Exercise: Repeat the records below exactly, leaving out every picture.

====== Materials provided ======

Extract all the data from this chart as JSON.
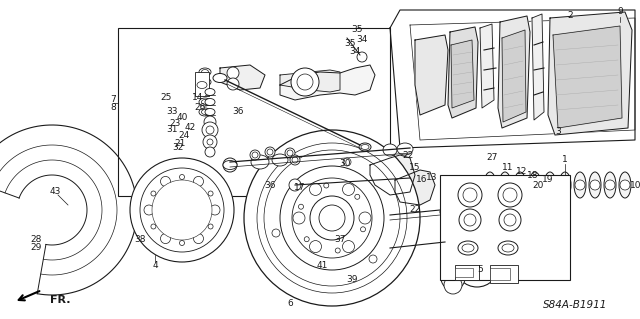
{
  "background_color": "#ffffff",
  "diagram_code": "S84A-B1911",
  "line_color": "#1a1a1a",
  "text_color": "#1a1a1a",
  "label_fontsize": 6.5,
  "code_fontsize": 7.5,
  "figsize": [
    6.4,
    3.19
  ],
  "dpi": 100
}
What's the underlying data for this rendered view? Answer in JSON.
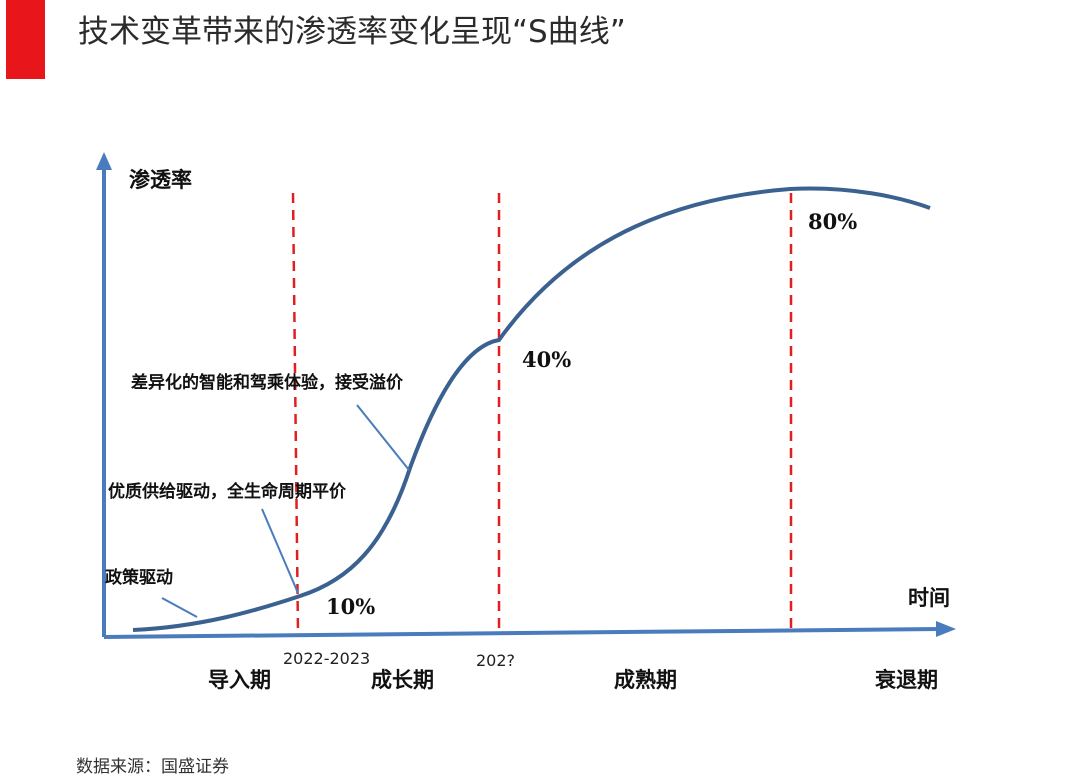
{
  "header": {
    "title": "技术变革带来的渗透率变化呈现“S曲线”",
    "accent_color": "#e8161b"
  },
  "diagram": {
    "y_axis_label": "渗透率",
    "x_axis_label": "时间",
    "axis_color": "#4a7bbd",
    "curve_color": "#3b6190",
    "divider_color": "#e02020",
    "percentages": {
      "p10": "10%",
      "p40": "40%",
      "p80": "80%"
    },
    "years": {
      "y1": "2022-2023",
      "y2": "202?"
    },
    "phases": {
      "intro": "导入期",
      "growth": "成长期",
      "mature": "成熟期",
      "decline": "衰退期"
    },
    "annotations": {
      "policy": "政策驱动",
      "quality": "优质供给驱动，全生命周期平价",
      "premium": "差异化的智能和驾乘体验，接受溢价"
    }
  },
  "footer": {
    "source": "数据来源：国盛证券"
  }
}
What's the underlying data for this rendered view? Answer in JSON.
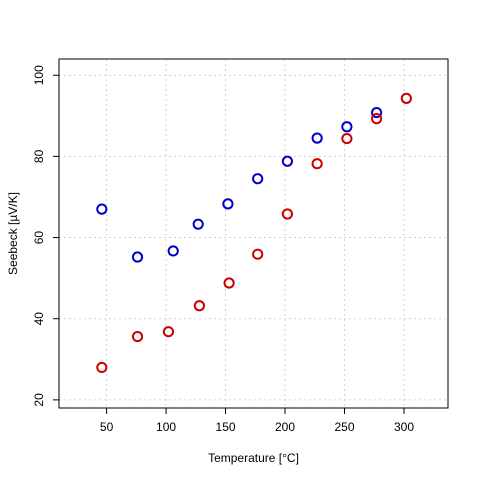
{
  "chart_data": {
    "type": "scatter",
    "xlabel": "Temperature [°C]",
    "ylabel": "Seebeck [µV/K]",
    "xlim": [
      10,
      337
    ],
    "ylim": [
      18,
      104
    ],
    "xticks": [
      50,
      100,
      150,
      200,
      250,
      300
    ],
    "yticks": [
      20,
      40,
      60,
      80,
      100
    ],
    "grid": true,
    "grid_color": "#d3d3d3",
    "marker": "open-circle",
    "series": [
      {
        "color": "#0000cc",
        "points": [
          {
            "x": 46,
            "y": 67.0
          },
          {
            "x": 76,
            "y": 55.2
          },
          {
            "x": 106,
            "y": 56.7
          },
          {
            "x": 127,
            "y": 63.3
          },
          {
            "x": 152,
            "y": 68.3
          },
          {
            "x": 177,
            "y": 74.5
          },
          {
            "x": 202,
            "y": 78.8
          },
          {
            "x": 227,
            "y": 84.5
          },
          {
            "x": 252,
            "y": 87.3
          },
          {
            "x": 277,
            "y": 90.8
          }
        ]
      },
      {
        "color": "#cc0000",
        "points": [
          {
            "x": 46,
            "y": 28.0
          },
          {
            "x": 76,
            "y": 35.6
          },
          {
            "x": 102,
            "y": 36.8
          },
          {
            "x": 128,
            "y": 43.2
          },
          {
            "x": 153,
            "y": 48.8
          },
          {
            "x": 177,
            "y": 55.9
          },
          {
            "x": 202,
            "y": 65.8
          },
          {
            "x": 227,
            "y": 78.2
          },
          {
            "x": 252,
            "y": 84.4
          },
          {
            "x": 277,
            "y": 89.3
          },
          {
            "x": 302,
            "y": 94.3
          }
        ]
      }
    ]
  }
}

======

Task solution:
Extract all the data from this chart as JSON.
{
  "background_color": "#ffffff",
  "diagram_code": "S84A-B1911",
  "line_color": "#1a1a1a",
  "text_color": "#1a1a1a",
  "label_fontsize": 6.5,
  "code_fontsize": 7.5,
  "figsize": [
    6.4,
    3.19
  ],
  "dpi": 100
}
What's the underlying data for this rendered view? Answer in JSON.
{
  "header": {
    "title": "技术变革带来的渗透率变化呈现“S曲线”",
    "accent_color": "#e8161b"
  },
  "diagram": {
    "y_axis_label": "渗透率",
    "x_axis_label": "时间",
    "axis_color": "#4a7bbd",
    "curve_color": "#3b6190",
    "divider_color": "#e02020",
    "percentages": {
      "p10": "10%",
      "p40": "40%",
      "p80": "80%"
    },
    "years": {
      "y1": "2022-2023",
      "y2": "202?"
    },
    "phases": {
      "intro": "导入期",
      "growth": "成长期",
      "mature": "成熟期",
      "decline": "衰退期"
    },
    "annotations": {
      "policy": "政策驱动",
      "quality": "优质供给驱动，全生命周期平价",
      "premium": "差异化的智能和驾乘体验，接受溢价"
    }
  },
  "footer": {
    "source": "数据来源：国盛证券"
  }
}
What's the underlying data for this rendered view? Answer in JSON.
{
  "chart_data": {
    "type": "scatter",
    "xlabel": "Temperature [°C]",
    "ylabel": "Seebeck [µV/K]",
    "xlim": [
      10,
      337
    ],
    "ylim": [
      18,
      104
    ],
    "xticks": [
      50,
      100,
      150,
      200,
      250,
      300
    ],
    "yticks": [
      20,
      40,
      60,
      80,
      100
    ],
    "grid": true,
    "grid_color": "#d3d3d3",
    "marker": "open-circle",
    "series": [
      {
        "color": "#0000cc",
        "points": [
          {
            "x": 46,
            "y": 67.0
          },
          {
            "x": 76,
            "y": 55.2
          },
          {
            "x": 106,
            "y": 56.7
          },
          {
            "x": 127,
            "y": 63.3
          },
          {
            "x": 152,
            "y": 68.3
          },
          {
            "x": 177,
            "y": 74.5
          },
          {
            "x": 202,
            "y": 78.8
          },
          {
            "x": 227,
            "y": 84.5
          },
          {
            "x": 252,
            "y": 87.3
          },
          {
            "x": 277,
            "y": 90.8
          }
        ]
      },
      {
        "color": "#cc0000",
        "points": [
          {
            "x": 46,
            "y": 28.0
          },
          {
            "x": 76,
            "y": 35.6
          },
          {
            "x": 102,
            "y": 36.8
          },
          {
            "x": 128,
            "y": 43.2
          },
          {
            "x": 153,
            "y": 48.8
          },
          {
            "x": 177,
            "y": 55.9
          },
          {
            "x": 202,
            "y": 65.8
          },
          {
            "x": 227,
            "y": 78.2
          },
          {
            "x": 252,
            "y": 84.4
          },
          {
            "x": 277,
            "y": 89.3
          },
          {
            "x": 302,
            "y": 94.3
          }
        ]
      }
    ]
  }
}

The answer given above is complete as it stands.